* STATED TASK:
Return the listing below word for word.

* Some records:
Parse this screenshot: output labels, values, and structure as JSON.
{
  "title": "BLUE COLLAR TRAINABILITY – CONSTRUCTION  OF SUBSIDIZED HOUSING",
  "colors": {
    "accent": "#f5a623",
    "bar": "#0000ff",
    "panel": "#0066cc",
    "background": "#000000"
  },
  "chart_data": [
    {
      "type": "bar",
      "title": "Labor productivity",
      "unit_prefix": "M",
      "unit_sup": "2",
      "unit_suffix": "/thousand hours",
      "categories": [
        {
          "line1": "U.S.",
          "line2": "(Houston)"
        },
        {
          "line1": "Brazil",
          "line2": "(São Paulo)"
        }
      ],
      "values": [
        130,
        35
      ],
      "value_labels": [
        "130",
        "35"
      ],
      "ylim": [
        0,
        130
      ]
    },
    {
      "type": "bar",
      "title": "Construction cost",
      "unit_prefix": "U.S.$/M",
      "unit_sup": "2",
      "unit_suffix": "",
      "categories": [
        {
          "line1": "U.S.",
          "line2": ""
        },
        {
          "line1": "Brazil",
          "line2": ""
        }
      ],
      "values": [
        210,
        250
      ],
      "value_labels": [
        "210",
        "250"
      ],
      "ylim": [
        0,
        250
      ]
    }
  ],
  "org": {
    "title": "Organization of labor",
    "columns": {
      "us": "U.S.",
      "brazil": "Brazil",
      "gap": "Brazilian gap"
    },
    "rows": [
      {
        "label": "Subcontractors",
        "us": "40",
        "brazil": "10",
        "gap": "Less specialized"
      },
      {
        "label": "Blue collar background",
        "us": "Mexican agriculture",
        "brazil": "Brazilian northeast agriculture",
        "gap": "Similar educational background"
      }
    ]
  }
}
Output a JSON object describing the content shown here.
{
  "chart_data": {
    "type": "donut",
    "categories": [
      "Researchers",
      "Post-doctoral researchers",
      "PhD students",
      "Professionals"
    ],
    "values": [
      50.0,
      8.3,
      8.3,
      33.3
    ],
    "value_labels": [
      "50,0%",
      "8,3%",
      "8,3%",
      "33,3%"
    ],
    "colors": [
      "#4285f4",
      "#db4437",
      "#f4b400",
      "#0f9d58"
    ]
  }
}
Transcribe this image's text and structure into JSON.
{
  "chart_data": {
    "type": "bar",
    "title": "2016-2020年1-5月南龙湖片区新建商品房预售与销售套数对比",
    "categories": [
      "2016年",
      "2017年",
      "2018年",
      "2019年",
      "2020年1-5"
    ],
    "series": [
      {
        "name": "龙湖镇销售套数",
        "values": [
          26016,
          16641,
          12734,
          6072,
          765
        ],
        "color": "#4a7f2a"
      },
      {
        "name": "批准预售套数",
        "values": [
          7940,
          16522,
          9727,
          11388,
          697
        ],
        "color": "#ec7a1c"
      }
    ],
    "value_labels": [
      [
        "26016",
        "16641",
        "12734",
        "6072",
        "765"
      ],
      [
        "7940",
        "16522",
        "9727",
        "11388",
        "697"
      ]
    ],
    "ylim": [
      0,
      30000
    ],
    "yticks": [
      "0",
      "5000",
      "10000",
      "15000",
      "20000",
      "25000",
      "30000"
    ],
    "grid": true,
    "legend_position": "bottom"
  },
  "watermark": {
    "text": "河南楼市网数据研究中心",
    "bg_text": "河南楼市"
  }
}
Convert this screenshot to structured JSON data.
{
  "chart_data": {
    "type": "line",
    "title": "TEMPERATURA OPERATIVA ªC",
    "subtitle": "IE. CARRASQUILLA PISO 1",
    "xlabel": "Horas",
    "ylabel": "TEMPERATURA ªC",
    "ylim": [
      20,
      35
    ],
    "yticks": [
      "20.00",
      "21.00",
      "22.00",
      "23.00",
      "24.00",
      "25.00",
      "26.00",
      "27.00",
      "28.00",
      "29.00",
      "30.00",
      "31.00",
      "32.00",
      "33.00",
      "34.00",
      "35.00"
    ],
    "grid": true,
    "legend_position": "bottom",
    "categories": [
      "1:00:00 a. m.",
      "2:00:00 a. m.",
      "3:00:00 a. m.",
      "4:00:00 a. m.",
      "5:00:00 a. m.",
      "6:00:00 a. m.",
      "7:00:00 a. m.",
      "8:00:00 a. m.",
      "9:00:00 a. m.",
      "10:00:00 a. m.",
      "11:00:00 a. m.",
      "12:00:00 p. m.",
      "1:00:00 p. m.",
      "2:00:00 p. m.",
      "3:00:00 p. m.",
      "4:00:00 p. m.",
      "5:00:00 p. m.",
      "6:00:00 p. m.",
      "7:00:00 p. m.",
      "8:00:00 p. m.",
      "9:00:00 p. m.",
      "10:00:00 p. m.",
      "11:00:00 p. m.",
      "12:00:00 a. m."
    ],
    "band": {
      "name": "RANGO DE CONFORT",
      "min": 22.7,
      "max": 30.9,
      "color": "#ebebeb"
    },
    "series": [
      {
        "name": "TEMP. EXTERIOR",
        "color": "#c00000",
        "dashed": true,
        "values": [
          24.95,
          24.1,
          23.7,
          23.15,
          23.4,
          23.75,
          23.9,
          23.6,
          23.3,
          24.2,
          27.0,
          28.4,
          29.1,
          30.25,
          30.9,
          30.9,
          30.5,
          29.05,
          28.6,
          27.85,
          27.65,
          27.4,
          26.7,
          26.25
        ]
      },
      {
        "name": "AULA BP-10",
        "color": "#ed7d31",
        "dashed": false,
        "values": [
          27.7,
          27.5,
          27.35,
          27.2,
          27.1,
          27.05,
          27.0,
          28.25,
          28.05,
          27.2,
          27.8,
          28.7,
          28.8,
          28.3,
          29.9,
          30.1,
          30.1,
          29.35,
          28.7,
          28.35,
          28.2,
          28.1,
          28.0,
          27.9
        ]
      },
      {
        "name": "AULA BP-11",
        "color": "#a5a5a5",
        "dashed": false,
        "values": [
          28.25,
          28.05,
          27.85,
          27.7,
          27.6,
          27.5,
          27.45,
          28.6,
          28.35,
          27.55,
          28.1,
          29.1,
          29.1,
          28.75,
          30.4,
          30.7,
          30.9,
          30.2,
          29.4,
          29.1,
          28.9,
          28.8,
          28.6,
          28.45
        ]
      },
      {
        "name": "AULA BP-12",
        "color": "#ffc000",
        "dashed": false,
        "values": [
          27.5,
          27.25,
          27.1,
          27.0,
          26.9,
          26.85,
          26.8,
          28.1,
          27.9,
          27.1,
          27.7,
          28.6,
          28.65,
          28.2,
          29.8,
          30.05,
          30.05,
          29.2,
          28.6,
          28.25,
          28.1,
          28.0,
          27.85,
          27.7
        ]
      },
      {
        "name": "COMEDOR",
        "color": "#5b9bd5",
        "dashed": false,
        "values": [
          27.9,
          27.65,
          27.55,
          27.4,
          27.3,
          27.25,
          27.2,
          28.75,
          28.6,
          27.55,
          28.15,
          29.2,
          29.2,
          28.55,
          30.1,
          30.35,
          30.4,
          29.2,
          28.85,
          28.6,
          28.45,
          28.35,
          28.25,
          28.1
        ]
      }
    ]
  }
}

* RESPONSE FOR THIS EXERCISE:
Parse this screenshot: output labels, values, and structure as JSON.
{
  "title": "BLUE COLLAR TRAINABILITY – CONSTRUCTION  OF SUBSIDIZED HOUSING",
  "colors": {
    "accent": "#f5a623",
    "bar": "#0000ff",
    "panel": "#0066cc",
    "background": "#000000"
  },
  "chart_data": [
    {
      "type": "bar",
      "title": "Labor productivity",
      "unit_prefix": "M",
      "unit_sup": "2",
      "unit_suffix": "/thousand hours",
      "categories": [
        {
          "line1": "U.S.",
          "line2": "(Houston)"
        },
        {
          "line1": "Brazil",
          "line2": "(São Paulo)"
        }
      ],
      "values": [
        130,
        35
      ],
      "value_labels": [
        "130",
        "35"
      ],
      "ylim": [
        0,
        130
      ]
    },
    {
      "type": "bar",
      "title": "Construction cost",
      "unit_prefix": "U.S.$/M",
      "unit_sup": "2",
      "unit_suffix": "",
      "categories": [
        {
          "line1": "U.S.",
          "line2": ""
        },
        {
          "line1": "Brazil",
          "line2": ""
        }
      ],
      "values": [
        210,
        250
      ],
      "value_labels": [
        "210",
        "250"
      ],
      "ylim": [
        0,
        250
      ]
    }
  ],
  "org": {
    "title": "Organization of labor",
    "columns": {
      "us": "U.S.",
      "brazil": "Brazil",
      "gap": "Brazilian gap"
    },
    "rows": [
      {
        "label": "Subcontractors",
        "us": "40",
        "brazil": "10",
        "gap": "Less specialized"
      },
      {
        "label": "Blue collar background",
        "us": "Mexican agriculture",
        "brazil": "Brazilian northeast agriculture",
        "gap": "Similar educational background"
      }
    ]
  }
}
Output a JSON object describing the content shown here.
{
  "chart_data": {
    "type": "donut",
    "categories": [
      "Researchers",
      "Post-doctoral researchers",
      "PhD students",
      "Professionals"
    ],
    "values": [
      50.0,
      8.3,
      8.3,
      33.3
    ],
    "value_labels": [
      "50,0%",
      "8,3%",
      "8,3%",
      "33,3%"
    ],
    "colors": [
      "#4285f4",
      "#db4437",
      "#f4b400",
      "#0f9d58"
    ]
  }
}
Transcribe this image's text and structure into JSON.
{
  "chart_data": {
    "type": "bar",
    "title": "2016-2020年1-5月南龙湖片区新建商品房预售与销售套数对比",
    "categories": [
      "2016年",
      "2017年",
      "2018年",
      "2019年",
      "2020年1-5"
    ],
    "series": [
      {
        "name": "龙湖镇销售套数",
        "values": [
          26016,
          16641,
          12734,
          6072,
          765
        ],
        "color": "#4a7f2a"
      },
      {
        "name": "批准预售套数",
        "values": [
          7940,
          16522,
          9727,
          11388,
          697
        ],
        "color": "#ec7a1c"
      }
    ],
    "value_labels": [
      [
        "26016",
        "16641",
        "12734",
        "6072",
        "765"
      ],
      [
        "7940",
        "16522",
        "9727",
        "11388",
        "697"
      ]
    ],
    "ylim": [
      0,
      30000
    ],
    "yticks": [
      "0",
      "5000",
      "10000",
      "15000",
      "20000",
      "25000",
      "30000"
    ],
    "grid": true,
    "legend_position": "bottom"
  },
  "watermark": {
    "text": "河南楼市网数据研究中心",
    "bg_text": "河南楼市"
  }
}
Convert this screenshot to structured JSON data.
{
  "chart_data": {
    "type": "line",
    "title": "TEMPERATURA OPERATIVA ªC",
    "subtitle": "IE. CARRASQUILLA PISO 1",
    "xlabel": "Horas",
    "ylabel": "TEMPERATURA ªC",
    "ylim": [
      20,
      35
    ],
    "yticks": [
      "20.00",
      "21.00",
      "22.00",
      "23.00",
      "24.00",
      "25.00",
      "26.00",
      "27.00",
      "28.00",
      "29.00",
      "30.00",
      "31.00",
      "32.00",
      "33.00",
      "34.00",
      "35.00"
    ],
    "grid": true,
    "legend_position": "bottom",
    "categories": [
      "1:00:00 a. m.",
      "2:00:00 a. m.",
      "3:00:00 a. m.",
      "4:00:00 a. m.",
      "5:00:00 a. m.",
      "6:00:00 a. m.",
      "7:00:00 a. m.",
      "8:00:00 a. m.",
      "9:00:00 a. m.",
      "10:00:00 a. m.",
      "11:00:00 a. m.",
      "12:00:00 p. m.",
      "1:00:00 p. m.",
      "2:00:00 p. m.",
      "3:00:00 p. m.",
      "4:00:00 p. m.",
      "5:00:00 p. m.",
      "6:00:00 p. m.",
      "7:00:00 p. m.",
      "8:00:00 p. m.",
      "9:00:00 p. m.",
      "10:00:00 p. m.",
      "11:00:00 p. m.",
      "12:00:00 a. m."
    ],
    "band": {
      "name": "RANGO DE CONFORT",
      "min": 22.7,
      "max": 30.9,
      "color": "#ebebeb"
    },
    "series": [
      {
        "name": "TEMP. EXTERIOR",
        "color": "#c00000",
        "dashed": true,
        "values": [
          24.95,
          24.1,
          23.7,
          23.15,
          23.4,
          23.75,
          23.9,
          23.6,
          23.3,
          24.2,
          27.0,
          28.4,
          29.1,
          30.25,
          30.9,
          30.9,
          30.5,
          29.05,
          28.6,
          27.85,
          27.65,
          27.4,
          26.7,
          26.25
        ]
      },
      {
        "name": "AULA BP-10",
        "color": "#ed7d31",
        "dashed": false,
        "values": [
          27.7,
          27.5,
          27.35,
          27.2,
          27.1,
          27.05,
          27.0,
          28.25,
          28.05,
          27.2,
          27.8,
          28.7,
          28.8,
          28.3,
          29.9,
          30.1,
          30.1,
          29.35,
          28.7,
          28.35,
          28.2,
          28.1,
          28.0,
          27.9
        ]
      },
      {
        "name": "AULA BP-11",
        "color": "#a5a5a5",
        "dashed": false,
        "values": [
          28.25,
          28.05,
          27.85,
          27.7,
          27.6,
          27.5,
          27.45,
          28.6,
          28.35,
          27.55,
          28.1,
          29.1,
          29.1,
          28.75,
          30.4,
          30.7,
          30.9,
          30.2,
          29.4,
          29.1,
          28.9,
          28.8,
          28.6,
          28.45
        ]
      },
      {
        "name": "AULA BP-12",
        "color": "#ffc000",
        "dashed": false,
        "values": [
          27.5,
          27.25,
          27.1,
          27.0,
          26.9,
          26.85,
          26.8,
          28.1,
          27.9,
          27.1,
          27.7,
          28.6,
          28.65,
          28.2,
          29.8,
          30.05,
          30.05,
          29.2,
          28.6,
          28.25,
          28.1,
          28.0,
          27.85,
          27.7
        ]
      },
      {
        "name": "COMEDOR",
        "color": "#5b9bd5",
        "dashed": false,
        "values": [
          27.9,
          27.65,
          27.55,
          27.4,
          27.3,
          27.25,
          27.2,
          28.75,
          28.6,
          27.55,
          28.15,
          29.2,
          29.2,
          28.55,
          30.1,
          30.35,
          30.4,
          29.2,
          28.85,
          28.6,
          28.45,
          28.35,
          28.25,
          28.1
        ]
      }
    ]
  }
}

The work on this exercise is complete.